EXERCISE TASK: Collect each line containing "Standard".
[start]
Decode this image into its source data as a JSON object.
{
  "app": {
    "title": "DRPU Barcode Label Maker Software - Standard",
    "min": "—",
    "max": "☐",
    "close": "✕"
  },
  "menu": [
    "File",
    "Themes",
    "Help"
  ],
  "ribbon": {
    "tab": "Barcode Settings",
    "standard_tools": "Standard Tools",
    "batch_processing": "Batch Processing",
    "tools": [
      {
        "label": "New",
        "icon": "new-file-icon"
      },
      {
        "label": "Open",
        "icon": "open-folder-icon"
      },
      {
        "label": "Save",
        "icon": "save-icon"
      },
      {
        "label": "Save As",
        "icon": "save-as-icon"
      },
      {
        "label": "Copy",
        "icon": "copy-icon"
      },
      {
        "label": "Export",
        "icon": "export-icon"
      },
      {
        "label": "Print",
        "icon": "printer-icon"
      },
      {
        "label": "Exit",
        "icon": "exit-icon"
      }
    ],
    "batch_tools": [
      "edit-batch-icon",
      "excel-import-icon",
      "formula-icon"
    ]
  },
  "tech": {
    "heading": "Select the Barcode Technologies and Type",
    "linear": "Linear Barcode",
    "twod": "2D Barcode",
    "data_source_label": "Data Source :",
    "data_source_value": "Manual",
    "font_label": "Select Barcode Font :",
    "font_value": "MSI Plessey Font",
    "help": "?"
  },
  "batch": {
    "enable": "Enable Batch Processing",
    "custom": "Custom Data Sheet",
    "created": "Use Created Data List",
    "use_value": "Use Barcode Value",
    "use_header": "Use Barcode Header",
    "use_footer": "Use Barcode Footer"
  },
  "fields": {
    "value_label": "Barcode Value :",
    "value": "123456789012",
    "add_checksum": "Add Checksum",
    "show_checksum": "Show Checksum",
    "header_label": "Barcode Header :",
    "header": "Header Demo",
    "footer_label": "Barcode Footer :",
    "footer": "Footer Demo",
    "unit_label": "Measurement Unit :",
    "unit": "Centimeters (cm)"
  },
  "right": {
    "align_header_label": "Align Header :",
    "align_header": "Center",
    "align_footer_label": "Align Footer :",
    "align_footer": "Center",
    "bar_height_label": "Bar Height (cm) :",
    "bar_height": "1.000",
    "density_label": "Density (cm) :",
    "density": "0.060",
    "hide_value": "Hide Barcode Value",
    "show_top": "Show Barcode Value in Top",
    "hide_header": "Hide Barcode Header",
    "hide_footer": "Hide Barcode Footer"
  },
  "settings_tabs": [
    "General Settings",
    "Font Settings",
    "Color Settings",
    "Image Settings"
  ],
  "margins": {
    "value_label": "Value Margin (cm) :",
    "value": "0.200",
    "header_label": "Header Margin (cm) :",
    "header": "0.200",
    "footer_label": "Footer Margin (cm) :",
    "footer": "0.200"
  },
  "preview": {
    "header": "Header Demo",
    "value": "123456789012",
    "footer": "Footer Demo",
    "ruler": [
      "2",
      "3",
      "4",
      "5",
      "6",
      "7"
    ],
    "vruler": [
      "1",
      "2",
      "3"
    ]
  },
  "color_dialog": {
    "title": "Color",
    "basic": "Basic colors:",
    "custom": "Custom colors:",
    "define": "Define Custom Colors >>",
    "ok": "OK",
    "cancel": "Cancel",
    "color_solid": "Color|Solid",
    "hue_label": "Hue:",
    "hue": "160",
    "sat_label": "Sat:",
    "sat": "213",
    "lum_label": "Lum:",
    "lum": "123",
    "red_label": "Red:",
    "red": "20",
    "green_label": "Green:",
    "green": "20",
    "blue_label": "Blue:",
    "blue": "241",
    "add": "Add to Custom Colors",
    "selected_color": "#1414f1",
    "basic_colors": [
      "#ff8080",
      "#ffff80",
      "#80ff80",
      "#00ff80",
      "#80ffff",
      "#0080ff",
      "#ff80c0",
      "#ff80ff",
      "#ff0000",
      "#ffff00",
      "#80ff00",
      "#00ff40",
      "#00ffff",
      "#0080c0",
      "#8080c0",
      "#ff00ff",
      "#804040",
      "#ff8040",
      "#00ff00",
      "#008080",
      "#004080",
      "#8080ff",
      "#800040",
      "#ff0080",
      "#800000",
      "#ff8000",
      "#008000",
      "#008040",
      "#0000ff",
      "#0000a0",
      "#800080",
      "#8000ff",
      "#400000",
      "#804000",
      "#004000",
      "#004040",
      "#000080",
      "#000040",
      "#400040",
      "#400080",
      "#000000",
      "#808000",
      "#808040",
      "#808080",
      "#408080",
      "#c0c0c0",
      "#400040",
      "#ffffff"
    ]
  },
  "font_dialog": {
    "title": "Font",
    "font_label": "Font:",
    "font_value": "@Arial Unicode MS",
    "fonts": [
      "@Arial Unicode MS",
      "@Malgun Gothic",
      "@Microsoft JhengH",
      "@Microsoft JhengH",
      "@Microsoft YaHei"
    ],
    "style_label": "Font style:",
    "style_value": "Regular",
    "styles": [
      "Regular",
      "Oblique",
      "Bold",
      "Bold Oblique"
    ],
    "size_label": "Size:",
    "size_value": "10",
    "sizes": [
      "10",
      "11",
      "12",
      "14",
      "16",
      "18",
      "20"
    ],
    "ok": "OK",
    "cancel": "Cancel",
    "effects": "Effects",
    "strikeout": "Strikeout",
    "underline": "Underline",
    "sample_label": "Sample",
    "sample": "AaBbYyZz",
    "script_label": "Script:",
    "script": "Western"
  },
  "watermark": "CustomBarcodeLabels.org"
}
[end]
THE RESPONSE:
    "title": "DRPU Barcode Label Maker Software - Standard",
    "standard_tools": "Standard Tools",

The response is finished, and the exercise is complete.